[Exercise directions]
Check every line of the entries below for the word "Programme", and copy the ones that have it.

[Data for this exercise]
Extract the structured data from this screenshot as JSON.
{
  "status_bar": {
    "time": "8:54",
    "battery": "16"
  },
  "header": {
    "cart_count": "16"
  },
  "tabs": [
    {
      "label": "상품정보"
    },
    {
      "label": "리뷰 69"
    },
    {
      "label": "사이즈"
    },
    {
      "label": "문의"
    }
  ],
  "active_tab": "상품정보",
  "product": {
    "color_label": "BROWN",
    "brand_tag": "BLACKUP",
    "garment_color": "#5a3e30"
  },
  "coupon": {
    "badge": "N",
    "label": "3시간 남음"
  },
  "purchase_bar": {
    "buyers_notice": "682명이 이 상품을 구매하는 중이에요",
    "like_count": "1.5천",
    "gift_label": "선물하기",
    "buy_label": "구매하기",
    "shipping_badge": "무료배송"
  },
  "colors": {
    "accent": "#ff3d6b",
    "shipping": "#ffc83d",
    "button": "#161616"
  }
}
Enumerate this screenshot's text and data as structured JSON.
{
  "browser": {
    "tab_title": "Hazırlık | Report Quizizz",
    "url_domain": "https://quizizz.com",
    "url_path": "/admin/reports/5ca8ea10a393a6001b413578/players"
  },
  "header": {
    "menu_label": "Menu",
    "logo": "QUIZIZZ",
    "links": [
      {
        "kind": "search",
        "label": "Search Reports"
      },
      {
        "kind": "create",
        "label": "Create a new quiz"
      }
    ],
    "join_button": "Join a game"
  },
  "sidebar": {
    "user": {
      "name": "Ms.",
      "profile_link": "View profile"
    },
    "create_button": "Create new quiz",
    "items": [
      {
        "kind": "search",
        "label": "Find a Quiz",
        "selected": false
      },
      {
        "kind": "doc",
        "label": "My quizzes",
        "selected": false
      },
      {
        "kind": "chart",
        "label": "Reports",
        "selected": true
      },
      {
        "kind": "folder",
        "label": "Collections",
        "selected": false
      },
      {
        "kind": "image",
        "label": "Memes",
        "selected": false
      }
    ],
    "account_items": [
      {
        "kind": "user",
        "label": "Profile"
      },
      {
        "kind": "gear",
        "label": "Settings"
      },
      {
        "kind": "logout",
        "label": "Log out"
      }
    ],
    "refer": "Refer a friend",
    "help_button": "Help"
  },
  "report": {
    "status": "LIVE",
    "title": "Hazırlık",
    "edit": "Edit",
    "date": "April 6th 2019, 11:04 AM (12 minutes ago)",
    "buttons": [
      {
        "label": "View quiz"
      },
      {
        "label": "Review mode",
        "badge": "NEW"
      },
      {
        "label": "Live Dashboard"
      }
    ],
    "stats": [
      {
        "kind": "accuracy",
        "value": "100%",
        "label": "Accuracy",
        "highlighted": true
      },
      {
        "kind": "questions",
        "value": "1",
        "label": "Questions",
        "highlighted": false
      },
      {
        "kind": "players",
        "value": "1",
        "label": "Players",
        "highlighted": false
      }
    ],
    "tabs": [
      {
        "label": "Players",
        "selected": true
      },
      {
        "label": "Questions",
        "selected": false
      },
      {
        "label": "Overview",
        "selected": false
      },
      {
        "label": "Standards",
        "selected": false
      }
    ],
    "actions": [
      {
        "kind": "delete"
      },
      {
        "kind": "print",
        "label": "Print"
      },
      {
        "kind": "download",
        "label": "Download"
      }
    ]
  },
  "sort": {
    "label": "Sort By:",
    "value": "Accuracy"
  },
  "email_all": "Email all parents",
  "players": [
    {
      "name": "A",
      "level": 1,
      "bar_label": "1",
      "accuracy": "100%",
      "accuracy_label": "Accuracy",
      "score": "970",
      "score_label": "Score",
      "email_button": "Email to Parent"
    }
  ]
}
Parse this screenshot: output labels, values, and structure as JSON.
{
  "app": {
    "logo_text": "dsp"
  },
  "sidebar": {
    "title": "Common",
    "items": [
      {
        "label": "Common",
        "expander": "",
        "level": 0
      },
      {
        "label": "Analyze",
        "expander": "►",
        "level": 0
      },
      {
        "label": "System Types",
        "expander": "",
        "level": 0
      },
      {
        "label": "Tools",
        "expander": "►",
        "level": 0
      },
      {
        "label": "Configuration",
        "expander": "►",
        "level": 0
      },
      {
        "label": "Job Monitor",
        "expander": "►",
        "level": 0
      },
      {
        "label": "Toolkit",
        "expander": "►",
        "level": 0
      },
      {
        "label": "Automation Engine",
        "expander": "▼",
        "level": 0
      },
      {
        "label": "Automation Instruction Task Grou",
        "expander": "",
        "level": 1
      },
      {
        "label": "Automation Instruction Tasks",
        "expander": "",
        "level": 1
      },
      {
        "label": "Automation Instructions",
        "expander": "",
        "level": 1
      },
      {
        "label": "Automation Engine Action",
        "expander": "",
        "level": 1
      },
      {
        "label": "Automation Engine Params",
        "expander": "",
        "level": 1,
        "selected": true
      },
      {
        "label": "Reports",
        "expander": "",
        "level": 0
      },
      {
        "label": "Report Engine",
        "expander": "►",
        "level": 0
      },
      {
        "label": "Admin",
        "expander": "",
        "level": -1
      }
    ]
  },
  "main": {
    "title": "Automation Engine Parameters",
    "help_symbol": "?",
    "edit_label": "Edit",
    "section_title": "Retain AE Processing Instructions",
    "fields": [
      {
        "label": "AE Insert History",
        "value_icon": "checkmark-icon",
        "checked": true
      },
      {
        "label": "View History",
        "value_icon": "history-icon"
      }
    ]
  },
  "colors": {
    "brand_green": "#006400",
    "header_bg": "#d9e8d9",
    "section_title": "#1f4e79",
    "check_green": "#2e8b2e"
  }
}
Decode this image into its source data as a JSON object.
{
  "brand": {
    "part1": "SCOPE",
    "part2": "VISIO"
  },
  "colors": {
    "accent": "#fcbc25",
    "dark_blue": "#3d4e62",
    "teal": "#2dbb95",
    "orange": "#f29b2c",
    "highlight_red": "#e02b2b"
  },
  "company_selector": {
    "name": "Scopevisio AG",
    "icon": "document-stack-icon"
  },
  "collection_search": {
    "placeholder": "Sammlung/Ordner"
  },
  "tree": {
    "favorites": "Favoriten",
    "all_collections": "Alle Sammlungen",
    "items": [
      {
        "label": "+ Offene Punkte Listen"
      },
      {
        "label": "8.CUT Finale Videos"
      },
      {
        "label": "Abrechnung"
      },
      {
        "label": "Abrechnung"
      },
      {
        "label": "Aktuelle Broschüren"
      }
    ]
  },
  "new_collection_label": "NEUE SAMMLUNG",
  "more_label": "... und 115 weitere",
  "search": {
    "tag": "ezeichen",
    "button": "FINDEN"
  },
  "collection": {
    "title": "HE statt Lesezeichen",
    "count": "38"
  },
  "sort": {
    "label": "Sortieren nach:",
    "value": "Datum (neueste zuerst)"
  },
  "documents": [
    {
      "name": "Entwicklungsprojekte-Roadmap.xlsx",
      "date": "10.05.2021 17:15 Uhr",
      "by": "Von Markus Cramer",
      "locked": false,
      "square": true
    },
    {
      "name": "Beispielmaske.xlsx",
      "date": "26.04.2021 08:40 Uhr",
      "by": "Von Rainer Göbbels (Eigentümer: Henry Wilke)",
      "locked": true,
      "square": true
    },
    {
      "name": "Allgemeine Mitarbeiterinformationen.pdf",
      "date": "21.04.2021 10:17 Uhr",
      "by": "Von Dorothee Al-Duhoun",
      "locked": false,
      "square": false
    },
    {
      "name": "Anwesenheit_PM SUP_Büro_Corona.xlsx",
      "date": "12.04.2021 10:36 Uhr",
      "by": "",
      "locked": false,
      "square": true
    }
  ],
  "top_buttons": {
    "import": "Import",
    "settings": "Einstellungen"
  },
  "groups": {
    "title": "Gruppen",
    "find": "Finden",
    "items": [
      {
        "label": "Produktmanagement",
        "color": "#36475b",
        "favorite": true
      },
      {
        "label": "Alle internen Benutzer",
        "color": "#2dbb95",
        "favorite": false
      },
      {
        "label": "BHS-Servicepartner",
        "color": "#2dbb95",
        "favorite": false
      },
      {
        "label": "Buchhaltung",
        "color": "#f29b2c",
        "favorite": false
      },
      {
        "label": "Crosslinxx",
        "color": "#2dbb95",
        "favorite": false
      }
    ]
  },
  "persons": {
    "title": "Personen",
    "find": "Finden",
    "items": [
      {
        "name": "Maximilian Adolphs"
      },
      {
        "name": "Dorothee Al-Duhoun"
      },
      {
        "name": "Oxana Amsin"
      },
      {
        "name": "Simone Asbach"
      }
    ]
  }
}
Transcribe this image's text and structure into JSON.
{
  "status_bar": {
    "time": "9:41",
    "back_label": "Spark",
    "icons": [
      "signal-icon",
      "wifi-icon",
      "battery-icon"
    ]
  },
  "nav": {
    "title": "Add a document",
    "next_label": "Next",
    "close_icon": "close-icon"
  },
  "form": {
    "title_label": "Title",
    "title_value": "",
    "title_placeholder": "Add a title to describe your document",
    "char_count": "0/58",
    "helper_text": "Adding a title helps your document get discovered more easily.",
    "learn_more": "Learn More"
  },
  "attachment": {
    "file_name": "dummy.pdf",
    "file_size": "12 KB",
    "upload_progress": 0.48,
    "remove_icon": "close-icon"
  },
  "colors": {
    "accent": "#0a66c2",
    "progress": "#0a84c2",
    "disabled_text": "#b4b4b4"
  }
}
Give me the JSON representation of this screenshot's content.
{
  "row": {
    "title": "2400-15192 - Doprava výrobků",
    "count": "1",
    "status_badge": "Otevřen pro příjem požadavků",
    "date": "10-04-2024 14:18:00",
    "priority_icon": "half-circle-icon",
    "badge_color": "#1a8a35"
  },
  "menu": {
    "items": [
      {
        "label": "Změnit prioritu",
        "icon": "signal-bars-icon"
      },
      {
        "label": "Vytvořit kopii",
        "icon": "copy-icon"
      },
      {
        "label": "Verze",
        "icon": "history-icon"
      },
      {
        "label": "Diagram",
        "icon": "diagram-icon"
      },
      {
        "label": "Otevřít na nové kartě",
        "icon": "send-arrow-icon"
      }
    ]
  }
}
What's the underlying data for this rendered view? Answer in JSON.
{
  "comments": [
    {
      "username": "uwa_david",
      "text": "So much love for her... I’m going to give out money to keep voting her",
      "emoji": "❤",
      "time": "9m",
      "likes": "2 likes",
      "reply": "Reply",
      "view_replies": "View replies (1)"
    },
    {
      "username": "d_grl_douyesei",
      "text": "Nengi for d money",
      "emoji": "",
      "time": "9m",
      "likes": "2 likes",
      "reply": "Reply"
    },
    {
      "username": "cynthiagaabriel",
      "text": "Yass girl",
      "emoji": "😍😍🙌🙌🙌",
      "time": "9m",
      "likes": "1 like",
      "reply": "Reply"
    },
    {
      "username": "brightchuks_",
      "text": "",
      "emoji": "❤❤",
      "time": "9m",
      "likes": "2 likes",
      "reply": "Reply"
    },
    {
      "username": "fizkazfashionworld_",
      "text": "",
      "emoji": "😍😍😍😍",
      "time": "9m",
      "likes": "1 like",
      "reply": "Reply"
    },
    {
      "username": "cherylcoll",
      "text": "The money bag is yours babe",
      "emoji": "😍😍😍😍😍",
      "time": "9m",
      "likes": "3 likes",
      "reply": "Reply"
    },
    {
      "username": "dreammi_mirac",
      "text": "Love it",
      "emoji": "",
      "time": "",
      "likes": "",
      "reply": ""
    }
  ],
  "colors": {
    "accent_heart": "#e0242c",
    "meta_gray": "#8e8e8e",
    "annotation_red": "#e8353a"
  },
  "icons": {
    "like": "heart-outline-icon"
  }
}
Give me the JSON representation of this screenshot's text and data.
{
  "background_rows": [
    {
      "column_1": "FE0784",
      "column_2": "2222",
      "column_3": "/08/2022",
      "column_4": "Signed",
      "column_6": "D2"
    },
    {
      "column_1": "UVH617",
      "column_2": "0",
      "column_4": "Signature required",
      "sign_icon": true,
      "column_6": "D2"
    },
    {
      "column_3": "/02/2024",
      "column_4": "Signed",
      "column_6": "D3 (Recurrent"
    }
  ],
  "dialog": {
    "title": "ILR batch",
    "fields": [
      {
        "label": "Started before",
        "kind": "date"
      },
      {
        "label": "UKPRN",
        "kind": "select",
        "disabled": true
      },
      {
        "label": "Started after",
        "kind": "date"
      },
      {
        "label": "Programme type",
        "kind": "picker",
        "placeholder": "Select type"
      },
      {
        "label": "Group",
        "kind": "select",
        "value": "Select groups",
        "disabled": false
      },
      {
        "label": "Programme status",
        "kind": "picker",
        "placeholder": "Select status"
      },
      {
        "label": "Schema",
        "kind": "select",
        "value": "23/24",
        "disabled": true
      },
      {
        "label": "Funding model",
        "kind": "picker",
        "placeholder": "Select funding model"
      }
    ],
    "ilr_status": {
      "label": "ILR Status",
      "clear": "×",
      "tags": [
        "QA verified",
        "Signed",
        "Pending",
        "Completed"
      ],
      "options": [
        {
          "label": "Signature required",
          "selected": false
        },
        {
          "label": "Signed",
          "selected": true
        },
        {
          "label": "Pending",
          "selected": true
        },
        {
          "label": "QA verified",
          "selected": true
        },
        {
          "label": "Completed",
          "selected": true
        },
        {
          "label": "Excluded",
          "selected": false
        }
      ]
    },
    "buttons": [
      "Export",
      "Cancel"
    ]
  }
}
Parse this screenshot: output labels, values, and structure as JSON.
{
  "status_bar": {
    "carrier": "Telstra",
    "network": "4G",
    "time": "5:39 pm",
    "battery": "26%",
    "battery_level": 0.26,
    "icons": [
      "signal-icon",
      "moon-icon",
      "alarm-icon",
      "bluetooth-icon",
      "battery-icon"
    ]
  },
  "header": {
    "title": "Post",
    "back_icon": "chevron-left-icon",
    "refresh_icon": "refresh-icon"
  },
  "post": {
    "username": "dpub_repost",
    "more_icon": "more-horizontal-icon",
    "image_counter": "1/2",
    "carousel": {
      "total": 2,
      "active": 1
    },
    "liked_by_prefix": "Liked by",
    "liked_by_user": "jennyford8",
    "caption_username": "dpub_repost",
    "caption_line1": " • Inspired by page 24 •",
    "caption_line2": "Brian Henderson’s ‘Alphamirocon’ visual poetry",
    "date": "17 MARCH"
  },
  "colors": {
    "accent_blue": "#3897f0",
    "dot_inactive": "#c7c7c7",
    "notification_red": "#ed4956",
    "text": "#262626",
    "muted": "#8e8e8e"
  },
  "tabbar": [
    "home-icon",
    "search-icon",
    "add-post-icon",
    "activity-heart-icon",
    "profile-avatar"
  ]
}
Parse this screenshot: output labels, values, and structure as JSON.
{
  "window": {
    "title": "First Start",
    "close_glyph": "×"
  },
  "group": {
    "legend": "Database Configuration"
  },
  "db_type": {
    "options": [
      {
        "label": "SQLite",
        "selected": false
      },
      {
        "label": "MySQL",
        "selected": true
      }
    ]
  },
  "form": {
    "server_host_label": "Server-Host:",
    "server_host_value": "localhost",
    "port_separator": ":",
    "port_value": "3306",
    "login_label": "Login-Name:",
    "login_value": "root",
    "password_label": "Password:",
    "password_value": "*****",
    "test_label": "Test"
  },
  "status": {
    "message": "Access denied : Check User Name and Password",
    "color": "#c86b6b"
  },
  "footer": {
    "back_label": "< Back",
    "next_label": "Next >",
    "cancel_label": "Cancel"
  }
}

[Output of the exercise]
        "label": "Programme type",
        "label": "Programme status",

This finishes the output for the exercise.